### PROBLEM DESCRIPTION:
Put each line of the data from the line containing "card-header: 教学目标 xyxy=(54,155,376,180)" through the line containing "card-header: 教学反思 xyxy=(439,358,761,383)", inclusive, into a JSON array of strings, one string per line, omitting blank lines. Include no other lines.

Image layout annotations:
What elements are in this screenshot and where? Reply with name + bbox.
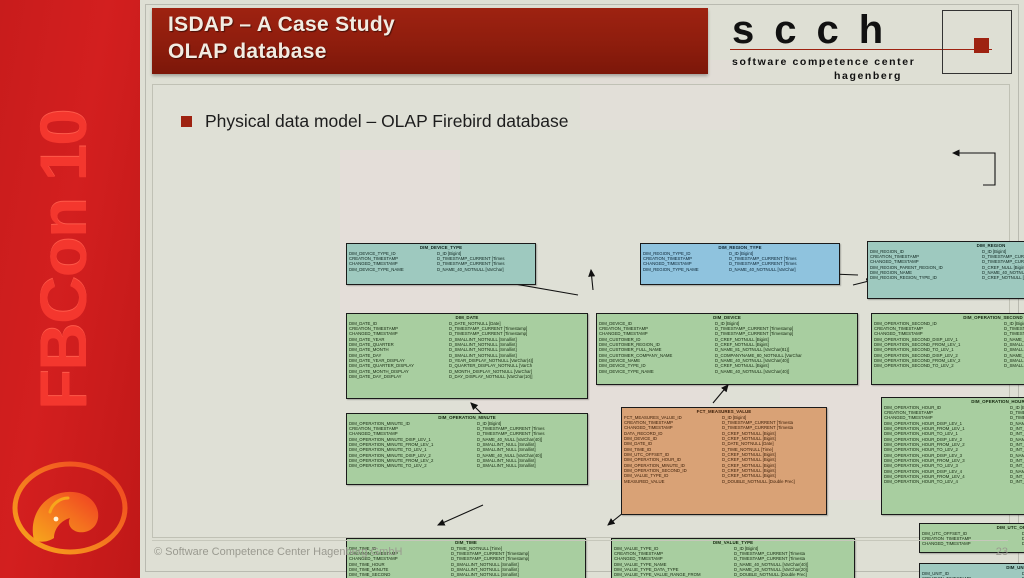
firebird-logo-icon xyxy=(10,446,130,564)
er-column-type: D_DAY_DISPLAY_NOTNULL [VarChar(10)] xyxy=(449,374,585,379)
er-table-dim_time[interactable]: DIM_TIMEDIM_TIME_IDD_TIME_NOTNULL [Time]… xyxy=(346,538,586,578)
er-column-row: DIM_DATE_DAY_DISPLAYD_DAY_DISPLAY_NOTNUL… xyxy=(349,374,585,379)
scch-logo: scch software competence center hagenber… xyxy=(714,6,1014,86)
er-column-type: D_NAME_40_NOTNULL [VarChar(40)] xyxy=(715,369,855,374)
er-column-row: DIM_DEVICE_TYPE_NAMED_NAME_40_NOTNULL [V… xyxy=(599,369,855,374)
er-table-columns: DIM_OPERATION_HOUR_IDD_ID [Bigint]CREATI… xyxy=(882,405,1024,486)
er-table-dim_region[interactable]: DIM_REGIONDIM_REGION_IDD_ID [Bigint]CREA… xyxy=(867,241,1024,299)
er-table-dim_device_type[interactable]: DIM_DEVICE_TYPEDIM_DEVICE_TYPE_IDD_ID [B… xyxy=(346,243,536,285)
er-table-dim_device[interactable]: DIM_DEVICEDIM_DEVICE_IDD_ID [Bigint]CREA… xyxy=(596,313,858,385)
er-column-type: D_NAME_40_NOTNULL [VarChar] xyxy=(729,267,837,272)
slide-page: ISDAP – A Case Study OLAP database scch … xyxy=(140,0,1024,578)
er-column-type: D_NAME_40_NOTNULL [VarChar] xyxy=(437,267,533,272)
er-column-name: DIM_DEVICE_TYPE_NAME xyxy=(599,369,715,374)
er-column-type: D_SMALLINT_NULL [Smallint] xyxy=(477,463,585,468)
er-table-dim_utc_offset[interactable]: DIM_UTC_OFFSETDIM_UTC_OFFSET_IDD_ID [Big… xyxy=(919,523,1024,553)
er-column-name: DIM_DEVICE_TYPE_NAME xyxy=(349,267,437,272)
er-column-type: D_SMALLINT_NULL [Smallint] xyxy=(1004,363,1024,368)
er-column-row: DIM_REGION_REGION_TYPE_IDD_CREF_NOTNULL … xyxy=(870,275,1024,280)
er-column-row: CHANGED_TIMESTAMPD_TIMESTAMP_CURRENT [Ti… xyxy=(922,541,1024,546)
er-table-title: DIM_OPERATION_HOUR xyxy=(882,398,1024,405)
er-table-title: DIM_REGION xyxy=(868,242,1024,249)
conference-banner: FBCon 10 xyxy=(0,0,140,578)
er-table-columns: DIM_DEVICE_TYPE_IDD_ID [Bigint]CREATION_… xyxy=(347,251,535,273)
er-column-type: D_CREF_NOTNULL [Bigint] xyxy=(982,275,1024,280)
er-table-title: DIM_UTC_OFFSET xyxy=(920,524,1024,531)
er-table-dim_region_type[interactable]: DIM_REGION_TYPEDIM_REGION_TYPE_IDD_ID [B… xyxy=(640,243,840,285)
page-title: ISDAP – A Case Study xyxy=(168,13,395,37)
er-column-row: DIM_OPERATION_MINUTE_TO_LEV_2D_SMALLINT_… xyxy=(349,463,585,468)
scch-tagline-line2: hagenberg xyxy=(834,70,902,82)
er-table-dim_unit[interactable]: DIM_UNITDIM_UNIT_IDD_ID [Bigint]CREATION… xyxy=(919,563,1024,578)
er-table-dim_operation_hour[interactable]: DIM_OPERATION_HOURDIM_OPERATION_HOUR_IDD… xyxy=(881,397,1024,515)
footer-page-number: 23 xyxy=(996,546,1008,558)
er-table-title: DIM_UNIT xyxy=(920,564,1024,571)
er-table-columns: DIM_UNIT_IDD_ID [Bigint]CREATION_TIMESTA… xyxy=(920,571,1024,578)
er-column-type: D_INT_NULL [Integer] xyxy=(1010,479,1024,484)
er-table-title: DIM_OPERATION_SECOND xyxy=(872,314,1024,321)
footer-divider xyxy=(152,540,1008,541)
er-table-columns: DIM_OPERATION_SECOND_IDD_ID [Bigint]CREA… xyxy=(872,321,1024,370)
er-table-columns: DIM_REGION_TYPE_IDD_ID [Bigint]CREATION_… xyxy=(641,251,839,273)
er-table-title: DIM_OPERATION_MINUTE xyxy=(347,414,587,421)
er-column-row: DIM_REGION_TYPE_NAMED_NAME_40_NOTNULL [V… xyxy=(643,267,837,272)
er-table-dim_date[interactable]: DIM_DATEDIM_DATE_IDD_DATE_NOTNULL [Date]… xyxy=(346,313,588,399)
er-table-columns: DIM_VALUE_TYPE_IDD_ID [Bigint]CREATION_T… xyxy=(612,546,854,578)
content-frame: Physical data model – OLAP Firebird data… xyxy=(152,84,1010,538)
er-column-row: DIM_OPERATION_HOUR_TO_LEV_4D_INT_NULL [I… xyxy=(884,479,1024,484)
er-table-fct_measures_value[interactable]: FCT_MEASURES_VALUEFCT_MEASURES_VALUE_IDD… xyxy=(621,407,827,515)
er-table-title: DIM_REGION_TYPE xyxy=(641,244,839,251)
slide-title-bar: ISDAP – A Case Study OLAP database xyxy=(152,8,708,74)
er-column-name: DIM_OPERATION_MINUTE_TO_LEV_2 xyxy=(349,463,477,468)
er-table-title: FCT_MEASURES_VALUE xyxy=(622,408,826,415)
scch-wordmark: scch xyxy=(732,8,903,53)
scch-logo-dot xyxy=(974,38,989,53)
er-table-columns: DIM_OPERATION_MINUTE_IDD_ID [Bigint]CREA… xyxy=(347,421,587,470)
er-table-title: DIM_DATE xyxy=(347,314,587,321)
er-table-dim_value_type[interactable]: DIM_VALUE_TYPEDIM_VALUE_TYPE_IDD_ID [Big… xyxy=(611,538,855,578)
er-table-title: DIM_DEVICE_TYPE xyxy=(347,244,535,251)
er-table-columns: DIM_DEVICE_IDD_ID [Bigint]CREATION_TIMES… xyxy=(597,321,857,375)
er-table-columns: DIM_REGION_IDD_ID [Bigint]CREATION_TIMES… xyxy=(868,249,1024,282)
er-column-type: D_DOUBLE_NOTNULL [Double Prec] xyxy=(722,479,824,484)
er-table-columns: FCT_MEASURES_VALUE_IDD_ID [Bigint]CREATI… xyxy=(622,415,826,485)
er-column-name: DIM_REGION_REGION_TYPE_ID xyxy=(870,275,982,280)
er-column-name: DIM_DATE_DAY_DISPLAY xyxy=(349,374,449,379)
conference-banner-label: FBCon 10 xyxy=(3,25,123,495)
slide: FBCon 10 ISDAP – A Case Study OLA xyxy=(0,0,1024,578)
er-table-columns: DIM_DATE_IDD_DATE_NOTNULL [Date]CREATION… xyxy=(347,321,587,381)
er-column-row: MEASURED_VALUED_DOUBLE_NOTNULL [Double P… xyxy=(624,479,824,484)
er-column-name: DIM_OPERATION_HOUR_TO_LEV_4 xyxy=(884,479,1010,484)
er-column-name: DIM_OPERATION_SECOND_TO_LEV_2 xyxy=(874,363,1004,368)
er-table-title: DIM_DEVICE xyxy=(597,314,857,321)
er-diagram: DIM_DEVICE_TYPEDIM_DEVICE_TYPE_IDD_ID [B… xyxy=(153,85,1009,537)
er-column-name: DIM_REGION_TYPE_NAME xyxy=(643,267,729,272)
er-table-dim_operation_second[interactable]: DIM_OPERATION_SECONDDIM_OPERATION_SECOND… xyxy=(871,313,1024,385)
er-column-name: MEASURED_VALUE xyxy=(624,479,722,484)
footer-copyright: © Software Competence Center Hagenberg G… xyxy=(154,546,402,558)
er-column-row: DIM_DEVICE_TYPE_NAMED_NAME_40_NOTNULL [V… xyxy=(349,267,533,272)
er-column-row: DIM_OPERATION_SECOND_TO_LEV_2D_SMALLINT_… xyxy=(874,363,1024,368)
page-subtitle: OLAP database xyxy=(168,40,327,64)
er-table-dim_operation_minute[interactable]: DIM_OPERATION_MINUTEDIM_OPERATION_MINUTE… xyxy=(346,413,588,485)
scch-tagline-line1: software competence center xyxy=(732,56,915,68)
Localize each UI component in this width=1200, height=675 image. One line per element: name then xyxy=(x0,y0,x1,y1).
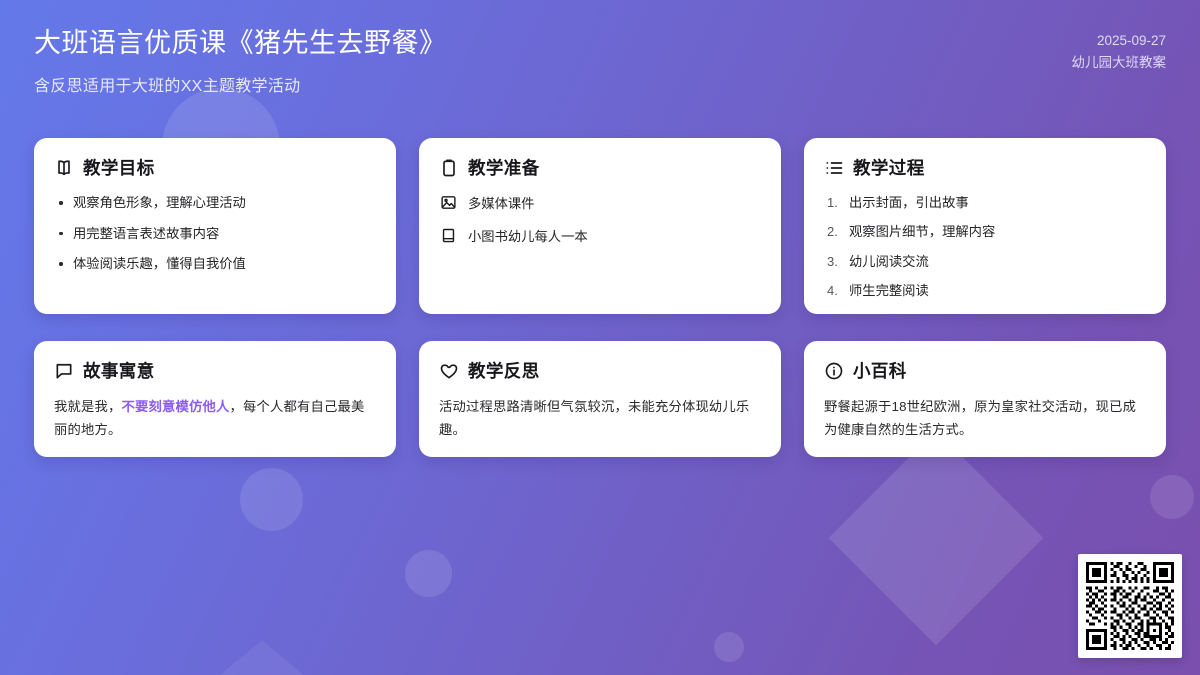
card-header: 教学目标 xyxy=(54,155,376,180)
card-header: 小百科 xyxy=(824,358,1146,383)
card-title: 教学目标 xyxy=(83,155,155,180)
decor-circle-2 xyxy=(240,468,303,531)
document-kind-label: 幼儿园大班教案 xyxy=(1072,52,1167,74)
card-title: 教学反思 xyxy=(468,358,540,383)
list-item: 师生完整阅读 xyxy=(827,281,1146,301)
qr-code-image xyxy=(1086,562,1174,650)
slide-canvas: 大班语言优质课《猪先生去野餐》 含反思适用于大班的XX主题教学活动 2025-0… xyxy=(0,0,1200,675)
heart-icon xyxy=(439,361,459,381)
card-encyclopedia: 小百科 野餐起源于18世纪欧洲，原为皇家社交活动，现已成为健康自然的生活方式。 xyxy=(804,341,1166,457)
card-teaching-process: 教学过程 出示封面，引出故事 观察图片细节，理解内容 幼儿阅读交流 师生完整阅读 xyxy=(804,138,1166,314)
qr-code[interactable] xyxy=(1078,554,1182,658)
list-item-label: 小图书幼儿每人一本 xyxy=(468,226,588,245)
card-title: 教学准备 xyxy=(468,155,540,180)
image-icon xyxy=(440,194,457,211)
goals-list: 观察角色形象，理解心理活动 用完整语言表述故事内容 体验阅读乐趣，懂得自我价值 xyxy=(56,193,376,275)
card-header: 教学准备 xyxy=(439,155,761,180)
card-header: 故事寓意 xyxy=(54,358,376,383)
decor-circle-5 xyxy=(714,632,744,662)
card-grid: 教学目标 观察角色形象，理解心理活动 用完整语言表述故事内容 体验阅读乐趣，懂得… xyxy=(34,138,1166,457)
clipboard-icon xyxy=(439,158,459,178)
date-label: 2025-09-27 xyxy=(1072,30,1167,52)
card-title: 小百科 xyxy=(853,358,907,383)
list-item: 多媒体课件 xyxy=(440,193,761,212)
decor-diamond xyxy=(829,431,1044,646)
reflection-text: 活动过程思路清晰但气氛较沉，未能充分体现幼儿乐趣。 xyxy=(439,396,761,442)
encyclopedia-text: 野餐起源于18世纪欧洲，原为皇家社交活动，现已成为健康自然的生活方式。 xyxy=(824,396,1146,442)
card-header: 教学过程 xyxy=(824,155,1146,180)
list-item: 观察角色形象，理解心理活动 xyxy=(56,193,376,214)
card-title: 教学过程 xyxy=(853,155,925,180)
process-list: 出示封面，引出故事 观察图片细节，理解内容 幼儿阅读交流 师生完整阅读 xyxy=(827,193,1146,301)
list-item-label: 多媒体课件 xyxy=(468,193,534,212)
page-subtitle: 含反思适用于大班的XX主题教学活动 xyxy=(34,72,1166,96)
card-header: 教学反思 xyxy=(439,358,761,383)
list-item: 体验阅读乐趣，懂得自我价值 xyxy=(56,254,376,275)
story-moral-text: 我就是我，不要刻意模仿他人，每个人都有自己最美丽的地方。 xyxy=(54,396,376,442)
info-circle-icon xyxy=(824,361,844,381)
card-teaching-prep: 教学准备 多媒体课件 xyxy=(419,138,781,314)
list-item: 观察图片细节，理解内容 xyxy=(827,222,1146,242)
list-item: 出示封面，引出故事 xyxy=(827,193,1146,213)
speech-bubble-icon xyxy=(54,361,74,381)
text-before: 我就是我， xyxy=(54,399,121,414)
decor-circle-4 xyxy=(1150,475,1194,519)
card-teaching-reflection: 教学反思 活动过程思路清晰但气氛较沉，未能充分体现幼儿乐趣。 xyxy=(419,341,781,457)
list-ordered-icon xyxy=(824,158,844,178)
page-title: 大班语言优质课《猪先生去野餐》 xyxy=(34,26,1166,61)
list-item: 幼儿阅读交流 xyxy=(827,252,1146,272)
header-meta: 2025-09-27 幼儿园大班教案 xyxy=(1072,30,1167,75)
slide-header: 大班语言优质课《猪先生去野餐》 含反思适用于大班的XX主题教学活动 xyxy=(0,0,1200,118)
book-icon xyxy=(440,227,457,244)
card-teaching-goals: 教学目标 观察角色形象，理解心理活动 用完整语言表述故事内容 体验阅读乐趣，懂得… xyxy=(34,138,396,314)
list-item: 用完整语言表述故事内容 xyxy=(56,224,376,245)
list-item: 小图书幼儿每人一本 xyxy=(440,226,761,245)
highlighted-phrase: 不要刻意模仿他人 xyxy=(121,399,229,414)
card-story-moral: 故事寓意 我就是我，不要刻意模仿他人，每个人都有自己最美丽的地方。 xyxy=(34,341,396,457)
open-book-icon xyxy=(54,158,74,178)
prep-list: 多媒体课件 小图书幼儿每人一本 xyxy=(440,193,761,245)
decor-circle-3 xyxy=(405,550,452,597)
card-title: 故事寓意 xyxy=(83,358,155,383)
decor-triangle xyxy=(200,640,324,675)
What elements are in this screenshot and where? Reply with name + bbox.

### THE RESULT:
[
  "card-header: 教学目标 xyxy=(54,155,376,180)",
  "card-header: 小百科 xyxy=(824,358,1146,383)",
  "card-title: 教学目标 xyxy=(83,155,155,180)",
  "decor-circle-2 xyxy=(240,468,303,531)",
  "document-kind-label: 幼儿园大班教案 xyxy=(1072,52,1167,74)",
  "card-title: 教学反思 xyxy=(468,358,540,383)",
  "list-item: 师生完整阅读 xyxy=(827,281,1146,301)",
  "qr-code-image xyxy=(1086,562,1174,650)",
  "slide-canvas: 大班语言优质课《猪先生去野餐》 含反思适用于大班的XX主题教学活动 2025-0… xyxy=(0,0,1200,675)",
  "heart-icon xyxy=(439,361,459,381)",
  "card-encyclopedia: 小百科 野餐起源于18世纪欧洲，原为皇家社交活动，现已成为健康自然的生活方式。 xyxy=(804,341,1166,457)",
  "card-teaching-process: 教学过程 出示封面，引出故事 观察图片细节，理解内容 幼儿阅读交流 师生完整阅读 xyxy=(804,138,1166,314)",
  "qr-code[interactable] xyxy=(1078,554,1182,658)",
  "list-item-label: 小图书幼儿每人一本 xyxy=(468,226,588,245)",
  "card-title: 教学准备 xyxy=(468,155,540,180)",
  "image-icon xyxy=(440,194,457,211)",
  "goals-list: 观察角色形象，理解心理活动 用完整语言表述故事内容 体验阅读乐趣，懂得自我价值 xyxy=(56,193,376,275)",
  "card-header: 教学准备 xyxy=(439,155,761,180)",
  "card-header: 故事寓意 xyxy=(54,358,376,383)",
  "decor-circle-5 xyxy=(714,632,744,662)",
  "card-grid: 教学目标 观察角色形象，理解心理活动 用完整语言表述故事内容 体验阅读乐趣，懂得… xyxy=(34,138,1166,457)",
  "clipboard-icon xyxy=(439,158,459,178)",
  "date-label: 2025-09-27 xyxy=(1072,30,1167,52)",
  "card-title: 小百科 xyxy=(853,358,907,383)",
  "list-item: 多媒体课件 xyxy=(440,193,761,212)",
  "decor-diamond xyxy=(829,431,1044,646)",
  "reflection-text: 活动过程思路清晰但气氛较沉，未能充分体现幼儿乐趣。 xyxy=(439,396,761,442)",
  "encyclopedia-text: 野餐起源于18世纪欧洲，原为皇家社交活动，现已成为健康自然的生活方式。 xyxy=(824,396,1146,442)",
  "card-header: 教学过程 xyxy=(824,155,1146,180)",
  "list-item: 观察角色形象，理解心理活动 xyxy=(56,193,376,214)",
  "card-title: 教学过程 xyxy=(853,155,925,180)",
  "process-list: 出示封面，引出故事 观察图片细节，理解内容 幼儿阅读交流 师生完整阅读 xyxy=(827,193,1146,301)",
  "list-item-label: 多媒体课件 xyxy=(468,193,534,212)",
  "page-subtitle: 含反思适用于大班的XX主题教学活动 xyxy=(34,72,1166,96)",
  "card-header: 教学反思 xyxy=(439,358,761,383)"
]